Objective ::
Write out all the lines again, precisely as they stand, but without the images.

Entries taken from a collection
============
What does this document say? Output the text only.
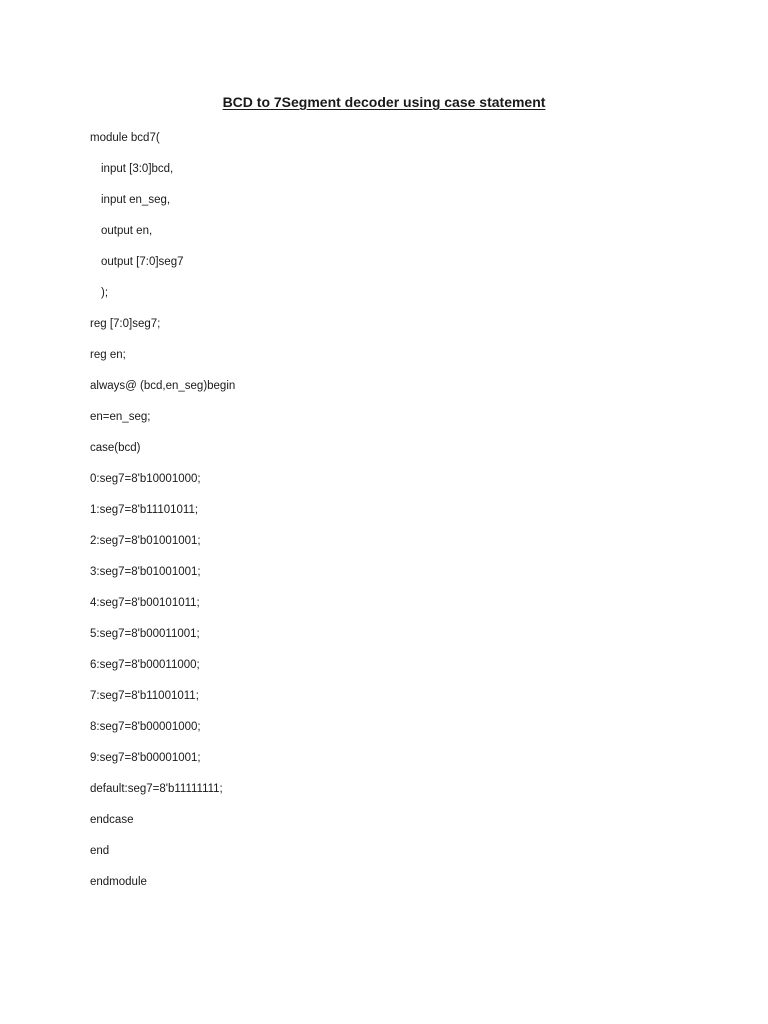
BCD to 7Segment decoder using case statement
module bcd7(
input [3:0]bcd,
input en_seg,
output en,
output [7:0]seg7
);
reg [7:0]seg7;
reg en;
always@ (bcd,en_seg)begin
en=en_seg;
case(bcd)
0:seg7=8'b10001000;
1:seg7=8'b11101011;
2:seg7=8'b01001001;
3:seg7=8'b01001001;
4:seg7=8'b00101011;
5:seg7=8'b00011001;
6:seg7=8'b00011000;
7:seg7=8'b11001011;
8:seg7=8'b00001000;
9:seg7=8'b00001001;
default:seg7=8'b11111111;
endcase
end
endmodule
============
Response below ::
What does this document say? Output the text only.
BCD to 7Segment decoder using case statement
module bcd7(
input [3:0]bcd,
input en_seg,
output en,
output [7:0]seg7
);
reg [7:0]seg7;
reg en;
always@ (bcd,en_seg)begin
en=en_seg;
case(bcd)
0:seg7=8'b10001000;
1:seg7=8'b11101011;
2:seg7=8'b01001001;
3:seg7=8'b01001001;
4:seg7=8'b00101011;
5:seg7=8'b00011001;
6:seg7=8'b00011000;
7:seg7=8'b11001011;
8:seg7=8'b00001000;
9:seg7=8'b00001001;
default:seg7=8'b11111111;
endcase
end
endmodule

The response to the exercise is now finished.